### TEXTO
○ ○ ○ ○ ○

La gente de Saint Felicien no parecía arrancar teniéndolas todas consigo cuando se acercaba (o se cernía, según se viera) la fecha para su Segunda Regata Gastronómica. La excelente idea había tenido su Primera Edición justo antes de la pandemia y por tanto había quedado en la gatera y en el recuerdo de los que participaron por lo que nadie dudó de que volvería a por sus fueros apenas los vientos de la situación general le fueran más propicios. Ahora todos contenían el aliento a la espera de que un tiempo claramente borrascoso no desembocara en una tormenta lisa y llana.
El plan era embarcar un pelotón de cocineros, a la sazón con poca o nula experiencia marinera, para que desplegaran su arte en los fuegos de los veleros que competirían en dicha regata. Como no todos los veleros son iguales la distribución de estos octavos pasajeros sería completamente elegida al azar y, como dice el dicho infantil «la suerte es loca y lo que toca, toca«. Mientras tanto invitados y familiares esperarían como es usanza entre los que se hacen a la mar (o al río en este caso) sobre un extremo aventajado de la boca del puerto desde donde verlos con comodidad partir y arribar.
El clima era totalmente rebelde y frío para un equinoccio pretendidamente en flor y un viento inmisericorde barría tanto a los que quedaron en tierra como a los que se fueron, quienes trataban de improvisar un inédito pie marinero sobre las planchadas corcoveantes de los pequeños navíos. La consigna de la competencia era utilizar el tiempo de la carrera para que cada chef invitado hiciera uso de las cocinas que les hubieran tocado en suerte, preparando un plato que debía contar con un elemento mandatario (tomates en este caso) y uno sorpresa que sería comunicado justo antes de embarcar y que resultaron ser almendras. Se haría un promedio entre quien llegase primero y quien cocinase más rico.
Para los que pudimos ser de la partida en un barco asignado a la prensa se dió qué, si bien evitamos el angulado de la escoración, hubimos de padecer los bandeos y rolidos típicos de los cambios de posición al seguir en parte a los competidores. Completando la ecuación entre nuestras huestes se contaba al ínclito Donato de Santis, Jurado Tutor de este año, quien se encargaría de que nadie a bordo pasara hambre aún en nuestro recorrido abreviado.
Vueltos que hubimos, de Santis cumplió sobradamente con su cometido mientras que la recién bautizada tripulación saciaba una sed marinera con un surtido de vinos de la bodega.
Fuimos viendo regresar a los contendientes con los platos que llegaban hasta la marina para ser transportados en un coqueto carrito hasta la estación de los jurados, capitaneados por María de Michelis, que terminaron premiando al reconocido chef Darío Gualtieri mientras que su colega Cristina Sunae se alzó con el reconocimiento promediado entre el arribo de su bajel en segundo puesto de la general y la suculenta ensalada que propuso. Así se cerraba la jornada de esta noble competición.

○ ○ ○ ○ ○

### INSTRUCCIONES
A - En el texto sobre la regata gastronómica, ¿qué elemento sorpresa se comunicó a los cocineros justo antes de embarcar?
B - Devuelve sin cambios el fragmento del texto sobre la regata gastronómica que empieza en las palabras "La gente de" y termina después de "lisa y llana.".

### EXTRACTOS DE LOS REGISTROS
○ ○ ○ ○ ○

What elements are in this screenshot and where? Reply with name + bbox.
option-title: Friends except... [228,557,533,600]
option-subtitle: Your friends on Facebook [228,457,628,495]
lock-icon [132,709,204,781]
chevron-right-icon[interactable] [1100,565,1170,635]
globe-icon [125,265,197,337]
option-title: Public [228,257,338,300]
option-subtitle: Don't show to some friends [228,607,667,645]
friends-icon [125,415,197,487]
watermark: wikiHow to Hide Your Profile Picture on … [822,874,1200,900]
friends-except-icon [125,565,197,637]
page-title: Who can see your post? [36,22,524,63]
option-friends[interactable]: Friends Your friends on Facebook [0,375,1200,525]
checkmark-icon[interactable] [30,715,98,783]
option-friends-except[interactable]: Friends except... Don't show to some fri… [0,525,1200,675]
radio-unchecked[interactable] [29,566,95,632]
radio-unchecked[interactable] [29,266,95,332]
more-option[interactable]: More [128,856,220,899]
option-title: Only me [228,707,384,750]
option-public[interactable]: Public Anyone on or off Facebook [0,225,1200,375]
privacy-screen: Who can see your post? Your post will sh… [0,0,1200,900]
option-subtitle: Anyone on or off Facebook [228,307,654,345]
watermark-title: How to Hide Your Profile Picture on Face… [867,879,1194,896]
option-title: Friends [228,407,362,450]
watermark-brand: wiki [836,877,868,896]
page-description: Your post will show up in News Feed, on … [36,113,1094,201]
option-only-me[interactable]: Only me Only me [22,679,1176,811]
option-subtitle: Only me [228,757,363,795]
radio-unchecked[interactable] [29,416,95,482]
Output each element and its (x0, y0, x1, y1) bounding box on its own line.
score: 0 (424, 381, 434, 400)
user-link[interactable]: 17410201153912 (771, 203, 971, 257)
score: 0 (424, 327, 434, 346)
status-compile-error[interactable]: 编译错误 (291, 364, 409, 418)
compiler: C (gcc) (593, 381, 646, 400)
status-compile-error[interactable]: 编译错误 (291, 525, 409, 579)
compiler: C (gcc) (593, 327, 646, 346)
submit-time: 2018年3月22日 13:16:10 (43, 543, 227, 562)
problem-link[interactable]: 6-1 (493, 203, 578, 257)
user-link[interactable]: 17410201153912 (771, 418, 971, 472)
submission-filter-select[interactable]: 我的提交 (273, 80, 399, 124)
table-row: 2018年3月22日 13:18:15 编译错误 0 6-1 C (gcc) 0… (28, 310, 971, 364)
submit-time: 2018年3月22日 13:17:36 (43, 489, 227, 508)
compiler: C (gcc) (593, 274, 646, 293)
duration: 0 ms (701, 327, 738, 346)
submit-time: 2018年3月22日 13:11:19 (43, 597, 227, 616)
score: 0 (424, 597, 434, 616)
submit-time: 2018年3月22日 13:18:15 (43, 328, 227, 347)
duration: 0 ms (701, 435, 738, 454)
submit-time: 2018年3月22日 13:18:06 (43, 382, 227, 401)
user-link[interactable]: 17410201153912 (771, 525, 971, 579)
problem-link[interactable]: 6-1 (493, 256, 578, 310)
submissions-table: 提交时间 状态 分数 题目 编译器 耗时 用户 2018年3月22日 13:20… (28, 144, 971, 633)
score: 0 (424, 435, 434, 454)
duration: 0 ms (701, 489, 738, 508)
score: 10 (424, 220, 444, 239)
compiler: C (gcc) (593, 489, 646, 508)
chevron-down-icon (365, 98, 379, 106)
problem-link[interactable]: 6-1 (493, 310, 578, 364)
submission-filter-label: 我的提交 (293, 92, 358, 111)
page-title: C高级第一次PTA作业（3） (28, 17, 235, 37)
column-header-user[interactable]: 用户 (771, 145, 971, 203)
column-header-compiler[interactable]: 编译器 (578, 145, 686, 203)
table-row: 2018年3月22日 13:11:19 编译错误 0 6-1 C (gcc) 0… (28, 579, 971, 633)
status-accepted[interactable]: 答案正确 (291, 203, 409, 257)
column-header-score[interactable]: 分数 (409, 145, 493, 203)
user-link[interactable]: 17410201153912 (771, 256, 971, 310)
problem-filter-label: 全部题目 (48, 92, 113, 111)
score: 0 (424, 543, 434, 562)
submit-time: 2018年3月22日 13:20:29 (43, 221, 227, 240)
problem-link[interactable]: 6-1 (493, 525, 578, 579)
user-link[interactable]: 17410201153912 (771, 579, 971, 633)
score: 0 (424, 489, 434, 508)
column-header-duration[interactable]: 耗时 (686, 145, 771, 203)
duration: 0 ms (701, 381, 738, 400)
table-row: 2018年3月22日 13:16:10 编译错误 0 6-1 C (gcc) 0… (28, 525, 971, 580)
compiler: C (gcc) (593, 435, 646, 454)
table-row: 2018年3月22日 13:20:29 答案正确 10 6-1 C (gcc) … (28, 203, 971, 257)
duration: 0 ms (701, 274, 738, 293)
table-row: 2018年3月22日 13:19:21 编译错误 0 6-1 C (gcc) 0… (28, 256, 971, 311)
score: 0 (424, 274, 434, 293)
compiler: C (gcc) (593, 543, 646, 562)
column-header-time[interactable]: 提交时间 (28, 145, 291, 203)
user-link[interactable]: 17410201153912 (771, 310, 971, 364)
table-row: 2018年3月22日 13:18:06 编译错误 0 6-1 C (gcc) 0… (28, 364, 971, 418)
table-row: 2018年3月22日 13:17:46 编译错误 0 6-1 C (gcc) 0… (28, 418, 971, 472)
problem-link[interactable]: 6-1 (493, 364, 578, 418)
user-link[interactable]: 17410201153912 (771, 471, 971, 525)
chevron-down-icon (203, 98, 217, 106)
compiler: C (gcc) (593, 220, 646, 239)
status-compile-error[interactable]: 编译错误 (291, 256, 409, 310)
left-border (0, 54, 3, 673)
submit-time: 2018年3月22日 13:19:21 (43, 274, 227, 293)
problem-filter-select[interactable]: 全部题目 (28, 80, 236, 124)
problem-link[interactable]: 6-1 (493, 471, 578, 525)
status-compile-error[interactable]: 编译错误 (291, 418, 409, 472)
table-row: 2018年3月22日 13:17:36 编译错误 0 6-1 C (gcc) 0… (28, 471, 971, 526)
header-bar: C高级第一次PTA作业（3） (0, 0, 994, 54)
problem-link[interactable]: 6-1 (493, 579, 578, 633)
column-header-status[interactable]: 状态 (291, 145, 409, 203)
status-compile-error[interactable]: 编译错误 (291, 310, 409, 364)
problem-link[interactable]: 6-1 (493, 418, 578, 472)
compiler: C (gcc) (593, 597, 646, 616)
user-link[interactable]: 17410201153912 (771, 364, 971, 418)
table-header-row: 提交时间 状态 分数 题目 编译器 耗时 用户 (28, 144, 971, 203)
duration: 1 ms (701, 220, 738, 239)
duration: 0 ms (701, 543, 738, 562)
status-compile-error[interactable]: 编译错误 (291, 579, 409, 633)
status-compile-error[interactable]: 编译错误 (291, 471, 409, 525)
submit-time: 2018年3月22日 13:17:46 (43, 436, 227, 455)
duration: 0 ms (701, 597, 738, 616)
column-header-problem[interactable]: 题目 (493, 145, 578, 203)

○ ○ ○ ○ ○

### RESULTADOS DEL EJERCICIO
A - Almendras.

B -
La gente de Saint Felicien no parecía arrancar teniéndolas todas consigo cuando se acercaba (o se cernía, según se viera) la fecha para su Segunda Regata Gastronómica. La excelente idea había tenido su Primera Edición justo antes de la pandemia y por tanto había quedado en la gatera y en el recuerdo de los que participaron por lo que nadie dudó de que volvería a por sus fueros apenas los vientos de la situación general le fueran más propicios. Ahora todos contenían el aliento a la espera de que un tiempo claramente borrascoso no desembocara en una tormenta lisa y llana.